Return the lines of the data below verbatim, beginning with the line that contains "FancyBboxPatch shape bbox=[458, 244, 566, 281]" and ending after the line that contains "240, 627, 253]".

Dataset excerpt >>
>> begin

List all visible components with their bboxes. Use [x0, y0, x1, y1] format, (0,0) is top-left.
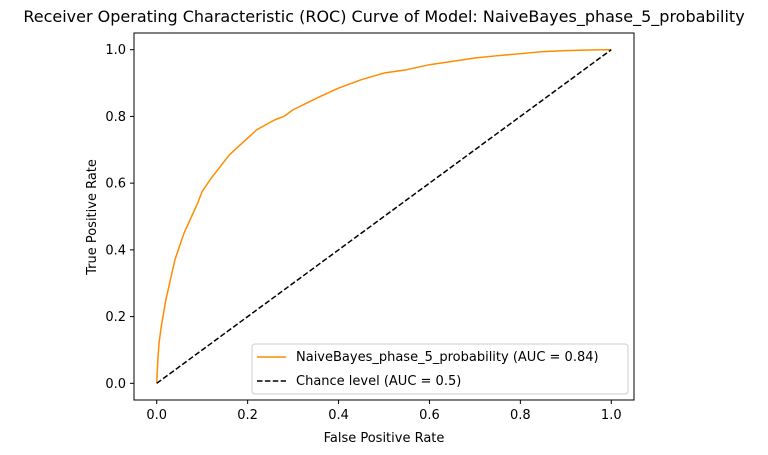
- x-tick-label: 0.6: [419, 408, 440, 423]
- x-tick-label: 0.4: [328, 408, 349, 423]
- x-tick-label: 0.2: [237, 408, 258, 423]
- x-tick-label: 0.8: [510, 408, 531, 423]
- y-tick-label: 0.2: [105, 310, 126, 325]
- x-axis-ticks: 0.0 0.2 0.4 0.6 0.8 1.0: [146, 400, 622, 423]
- x-tick-label: 0.0: [146, 408, 167, 423]
- x-tick-label: 1.0: [601, 408, 622, 423]
- legend-label-naivebayes: NaiveBayes_phase_5_probability (AUC = 0.…: [296, 350, 599, 365]
- legend: NaiveBayes_phase_5_probability (AUC = 0.…: [251, 343, 629, 395]
- series-layer: [155, 48, 612, 384]
- x-axis-label: False Positive Rate: [324, 431, 445, 446]
- y-tick-label: 0.4: [105, 243, 126, 258]
- y-axis-label: True Positive Rate: [85, 159, 100, 276]
- chance-level-line: [156, 49, 612, 384]
- plot-area: [133, 32, 635, 401]
- y-tick-label: 1.0: [105, 43, 126, 58]
- y-tick-label: 0.8: [105, 110, 126, 125]
- y-axis-ticks: 0.0 0.2 0.4 0.6 0.8 1.0: [105, 43, 134, 392]
- legend-box: [251, 343, 629, 395]
- plot-frame: [133, 32, 635, 401]
- legend-label-chance: Chance level (AUC = 0.5): [296, 374, 461, 389]
- y-tick-label: 0.6: [105, 177, 126, 192]
- y-tick-label: 0.0: [105, 377, 126, 392]
- roc-curve-line: [155, 48, 612, 384]
- chart-title: Receiver Operating Characteristic (ROC) …: [23, 7, 744, 27]
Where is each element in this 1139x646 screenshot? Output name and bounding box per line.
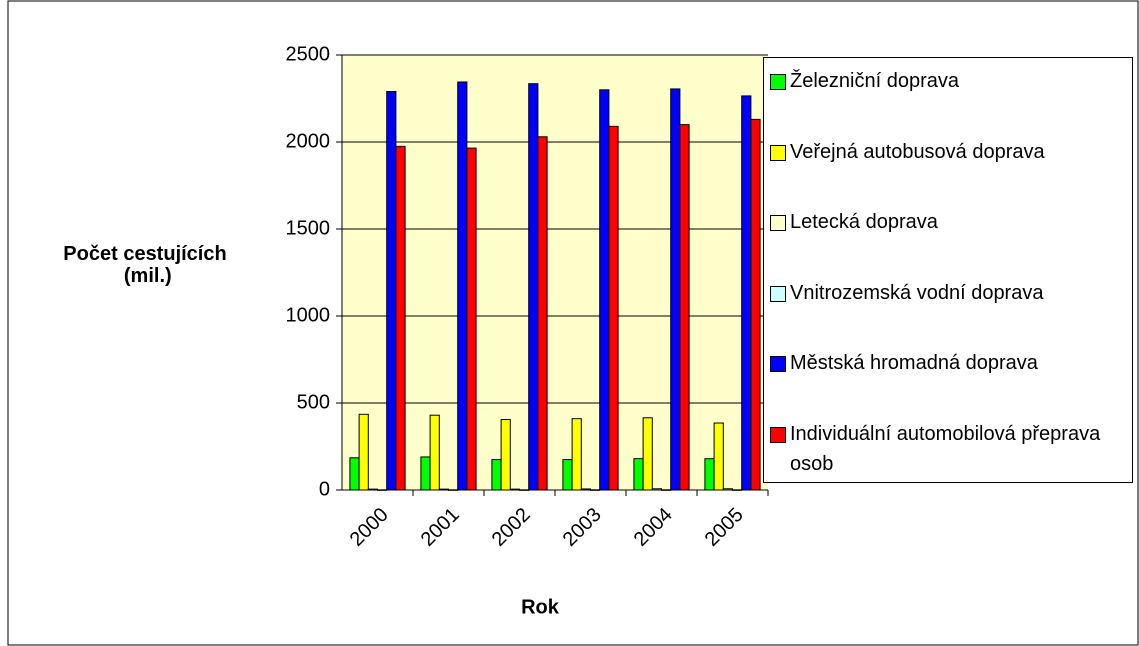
bar <box>722 488 733 491</box>
legend: Železniční doprava Veřejná autobusová dop… <box>763 57 1133 483</box>
x-tick-label: 2005 <box>701 504 748 551</box>
bar <box>670 88 681 491</box>
bar <box>457 81 468 491</box>
bar <box>571 418 582 491</box>
bar <box>367 488 378 491</box>
legend-entry: Individuální automobilová přeprava osob <box>770 419 1126 479</box>
bar <box>608 125 619 491</box>
bar <box>580 488 591 491</box>
legend-label: Městská hromadná doprava <box>790 352 1038 374</box>
legend-swatch <box>770 356 786 372</box>
y-tick-label: 500 <box>297 391 330 413</box>
legend-swatch <box>770 144 786 161</box>
chart-border <box>7 0 1139 646</box>
bar <box>358 413 369 491</box>
bar <box>661 489 672 491</box>
y-tick-label: 1000 <box>286 304 331 326</box>
x-tick-label: 2001 <box>417 504 464 551</box>
legend-entry: Veřejná autobusová doprava <box>770 137 1126 167</box>
bar <box>562 459 573 491</box>
plot-area <box>342 55 768 490</box>
legend-entry: Železniční doprava <box>770 66 1126 96</box>
bar <box>651 488 662 491</box>
legend-swatch <box>770 426 786 443</box>
bar <box>519 489 530 491</box>
bar <box>642 417 653 491</box>
bar <box>633 458 644 491</box>
legend-entry: Městská hromadná doprava <box>770 348 1126 378</box>
legend-label: Veřejná autobusová doprava <box>790 140 1045 163</box>
bar <box>500 419 511 491</box>
bar <box>491 459 502 491</box>
bar <box>438 488 449 491</box>
y-tick-label: 2000 <box>286 130 331 152</box>
legend-entry: Vnitrozemská vodní doprava <box>770 278 1126 308</box>
x-tick-label: 2004 <box>630 504 677 551</box>
bar <box>679 124 690 491</box>
legend-label: Individuální automobilová přeprava osob <box>790 422 1101 475</box>
legend-swatch <box>770 215 786 231</box>
bar <box>732 489 743 491</box>
bar <box>704 458 715 491</box>
bar <box>741 95 752 491</box>
y-tick-label: 2500 <box>286 43 331 65</box>
legend-label: Železniční doprava <box>790 70 959 92</box>
x-tick-label: 2002 <box>488 504 535 551</box>
bar <box>420 456 431 491</box>
bar <box>377 489 388 491</box>
bar <box>448 489 459 491</box>
y-tick-label: 1500 <box>286 217 331 239</box>
bar <box>713 422 724 491</box>
x-tick-label: 2000 <box>346 504 393 551</box>
bar <box>528 83 539 491</box>
y-axis-title: Počet cestujících (mil.) <box>63 243 226 287</box>
bar <box>395 145 406 491</box>
legend-label: Letecká doprava <box>790 211 938 233</box>
x-axis-title: Rok <box>521 596 560 618</box>
legend-swatch <box>770 74 786 90</box>
bar <box>537 136 548 491</box>
bar <box>386 91 397 491</box>
y-tick-label: 0 <box>319 478 330 500</box>
bar <box>349 457 360 491</box>
legend-swatch <box>770 285 786 302</box>
bar <box>429 414 440 491</box>
bar <box>590 489 601 491</box>
bar <box>466 147 477 491</box>
bar <box>750 118 761 491</box>
legend-label: Vnitrozemská vodní doprava <box>790 281 1044 304</box>
legend-entry: Letecká doprava <box>770 207 1126 237</box>
bar <box>509 488 520 491</box>
x-tick-label: 2003 <box>559 504 606 551</box>
bar <box>599 89 610 491</box>
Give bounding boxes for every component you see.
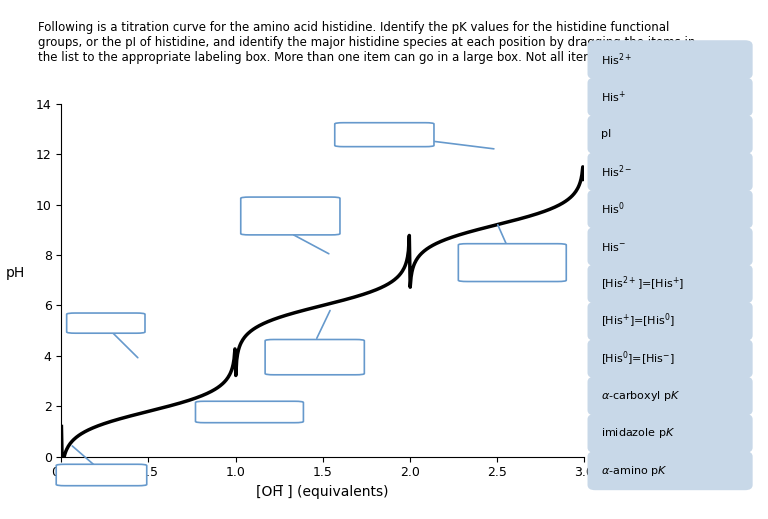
FancyBboxPatch shape bbox=[458, 244, 566, 281]
X-axis label: [OH̅ ] (equivalents): [OH̅ ] (equivalents) bbox=[257, 485, 389, 499]
FancyBboxPatch shape bbox=[335, 122, 434, 147]
Text: [His$^{2+}$]=[His$^{+}$]: [His$^{2+}$]=[His$^{+}$] bbox=[601, 275, 685, 293]
FancyBboxPatch shape bbox=[56, 465, 147, 486]
Text: [His$^{0}$]=[His$^{-}$]: [His$^{0}$]=[His$^{-}$] bbox=[601, 349, 675, 368]
Y-axis label: pH: pH bbox=[5, 266, 25, 280]
Text: $\alpha$-amino p$K$: $\alpha$-amino p$K$ bbox=[601, 464, 668, 477]
FancyBboxPatch shape bbox=[196, 401, 303, 422]
Text: His$^{-}$: His$^{-}$ bbox=[601, 240, 627, 253]
FancyBboxPatch shape bbox=[265, 339, 364, 375]
Text: His$^{2+}$: His$^{2+}$ bbox=[601, 51, 633, 68]
Text: [His$^{+}$]=[His$^{0}$]: [His$^{+}$]=[His$^{0}$] bbox=[601, 312, 675, 331]
FancyBboxPatch shape bbox=[67, 313, 145, 333]
Text: His$^{2-}$: His$^{2-}$ bbox=[601, 163, 633, 180]
Text: pI: pI bbox=[601, 129, 611, 140]
Text: His$^{0}$: His$^{0}$ bbox=[601, 201, 625, 217]
Text: Following is a titration curve for the amino acid histidine. Identify the pK val: Following is a titration curve for the a… bbox=[38, 21, 696, 64]
Text: imidazole p$K$: imidazole p$K$ bbox=[601, 427, 675, 440]
Text: His$^{+}$: His$^{+}$ bbox=[601, 89, 627, 105]
FancyBboxPatch shape bbox=[240, 197, 340, 235]
Text: $\alpha$-carboxyl p$K$: $\alpha$-carboxyl p$K$ bbox=[601, 389, 681, 403]
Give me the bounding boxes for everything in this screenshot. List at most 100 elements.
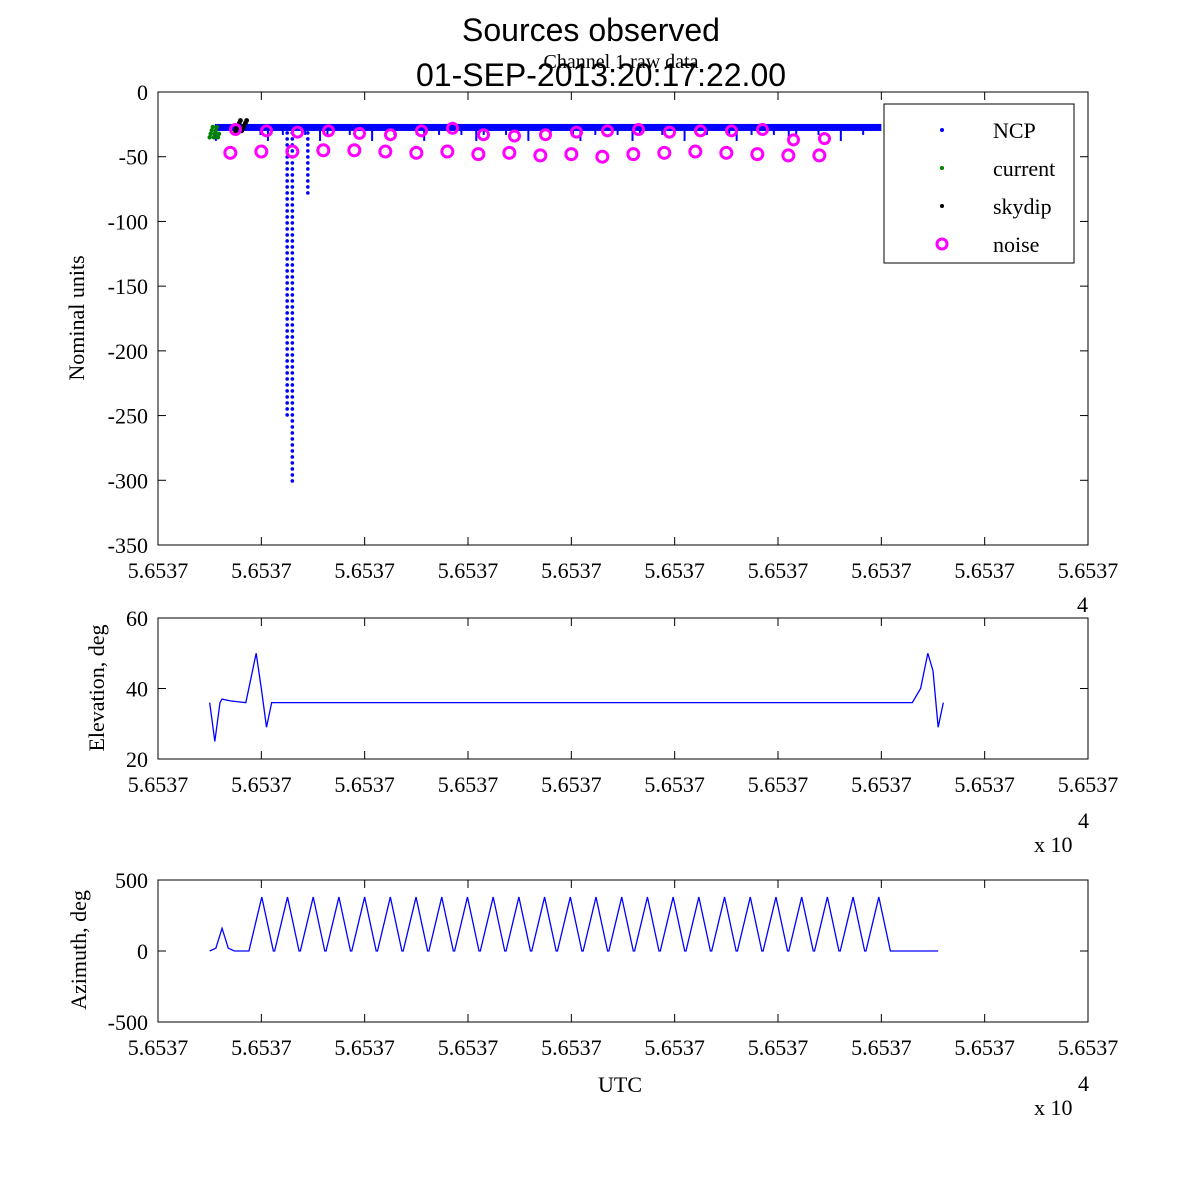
ncp-dip-point (285, 125, 289, 129)
panel1-x-ticks: 5.6537 5.6537 5.6537 5.6537 5.6537 5.6537 5.65… (128, 92, 1118, 583)
ncp-dip-point (285, 383, 289, 387)
ncp-dip-point (290, 215, 295, 219)
x-tick-label: 5.6537 (231, 1035, 292, 1060)
ncp-dip-point (285, 413, 289, 417)
legend-current-label: current (993, 156, 1055, 181)
x-tick-label: 5.6537 (1058, 772, 1119, 797)
y-tick-label: 20 (126, 747, 148, 772)
noise-point (223, 145, 238, 160)
panel1-plot-area (207, 118, 882, 483)
current-point (213, 128, 219, 133)
ncp-dip-point (290, 311, 295, 315)
ncp-dip-point (285, 257, 289, 261)
y-tick-label: 500 (115, 868, 148, 893)
ncp-dip-point (290, 287, 295, 291)
noise-point (812, 148, 827, 163)
ncp-dip-point (290, 233, 295, 237)
ncp-dip-point (306, 149, 310, 153)
panel2-plot-area (209, 653, 944, 742)
noise-point (285, 144, 300, 159)
panel1-y-label: Nominal units (64, 255, 89, 380)
ncp-dip-point (290, 425, 295, 429)
current-point (212, 131, 218, 137)
noise-point (415, 124, 428, 138)
x-tick-label: 5.6537 (954, 772, 1015, 797)
ncp-dip-point (285, 191, 289, 195)
legend: NCP current skydip noise (883, 103, 1075, 264)
x-tick-label: 5.6537 (748, 558, 809, 583)
noise-point (260, 124, 273, 138)
noise-point (254, 144, 269, 159)
noise-point (446, 121, 459, 135)
panel2-y-label: Elevation, deg (84, 624, 109, 751)
x-tick-label: 5.6537 (954, 1035, 1015, 1060)
legend-current-marker (940, 166, 944, 170)
panel2-x-exponent: x 10 (1034, 832, 1073, 857)
ncp-dip-point (290, 353, 295, 357)
ncp-baseline-band (214, 123, 882, 131)
ncp-dip-point (285, 227, 289, 231)
ncp-dip-point (285, 245, 289, 249)
legend-noise-label: noise (993, 232, 1039, 257)
ncp-dip-point (285, 329, 289, 333)
ncp-dip-point (290, 383, 295, 387)
ncp-dip-point (290, 197, 295, 201)
ncp-dip-point (290, 179, 295, 183)
ncp-dip-point (290, 323, 295, 327)
ncp-dip-point (290, 263, 295, 267)
ncp-dip-point (285, 353, 289, 357)
skydip-point (238, 118, 243, 123)
ncp-dip-point (285, 323, 289, 327)
y-tick-label: 0 (137, 939, 148, 964)
current-point (214, 124, 220, 130)
panel2-x-exponent-power: 4 (1078, 808, 1089, 833)
x-tick-label: 5.6537 (128, 1035, 189, 1060)
y-tick-label: 40 (126, 677, 148, 702)
x-tick-label: 5.6537 (541, 1035, 602, 1060)
panel3-x-exponent: x 10 (1034, 1095, 1073, 1120)
ncp-dip-point (285, 203, 289, 207)
panel2-y-ticks: 60 40 20 (126, 606, 1088, 772)
legend-skydip-marker (940, 204, 944, 208)
y-tick-label: -50 (119, 145, 148, 170)
legend-noise-marker (935, 237, 949, 251)
current-point (215, 135, 221, 140)
ncp-dip-point (290, 329, 295, 333)
panel1-y-ticks: 0 -50 -100 -150 -200 -250 -300 -350 (108, 80, 1088, 558)
ncp-dip-point (306, 173, 310, 177)
ncp-dip-point (290, 395, 295, 399)
noise-point (440, 144, 455, 159)
ncp-dip-point (285, 161, 289, 165)
ncp-dip-point (285, 275, 289, 279)
ncp-dip-point (290, 359, 295, 363)
ncp-dip-point (285, 299, 289, 303)
ncp-dip-point (290, 467, 295, 471)
noise-point (756, 123, 769, 137)
ncp-dip-point (290, 209, 295, 213)
ncp-dip-point (285, 221, 289, 225)
x-tick-label: 5.6537 (851, 1035, 912, 1060)
panel1-title: Channel 1 raw data (544, 51, 699, 73)
azimuth-line (209, 896, 939, 952)
panel2-x-ticks: 5.6537 5.6537 5.6537 5.6537 5.6537 5.6537 5.65… (128, 618, 1119, 797)
x-tick-label: 5.6537 (1058, 1035, 1119, 1060)
panel3-y-label: Azimuth, deg (66, 890, 91, 1010)
noise-point (322, 124, 335, 138)
noise-point (508, 129, 521, 143)
ncp-dip-point (290, 443, 295, 447)
legend-ncp-marker (940, 128, 944, 132)
ncp-dip-point (285, 389, 289, 393)
x-tick-label: 5.6537 (748, 772, 809, 797)
noise-point (818, 132, 831, 146)
ncp-dip-point (290, 377, 295, 381)
ncp-dip-point (290, 347, 295, 351)
panel3-x-label: UTC (598, 1072, 642, 1097)
x-tick-label: 5.6537 (438, 558, 499, 583)
ncp-dip-point (285, 407, 289, 411)
ncp-dip-point (285, 281, 289, 285)
y-tick-label: -150 (108, 274, 148, 299)
ncp-dip-point (290, 293, 295, 297)
noise-point (347, 143, 362, 158)
skydip-point (244, 118, 250, 123)
noise-point (626, 147, 641, 162)
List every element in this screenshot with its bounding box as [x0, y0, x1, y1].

>> end

Result for this task >>
FancyBboxPatch shape bbox=[458, 244, 566, 281]
X-axis label: [OH̅ ] (equivalents): [OH̅ ] (equivalents) bbox=[257, 485, 389, 499]
FancyBboxPatch shape bbox=[335, 122, 434, 147]
Text: [His$^{2+}$]=[His$^{+}$]: [His$^{2+}$]=[His$^{+}$] bbox=[601, 275, 685, 293]
FancyBboxPatch shape bbox=[56, 465, 147, 486]
Text: [His$^{0}$]=[His$^{-}$]: [His$^{0}$]=[His$^{-}$] bbox=[601, 349, 675, 368]
Y-axis label: pH: pH bbox=[5, 266, 25, 280]
Text: $\alpha$-amino p$K$: $\alpha$-amino p$K$ bbox=[601, 464, 668, 477]
FancyBboxPatch shape bbox=[196, 401, 303, 422]
Text: His$^{-}$: His$^{-}$ bbox=[601, 240, 627, 253]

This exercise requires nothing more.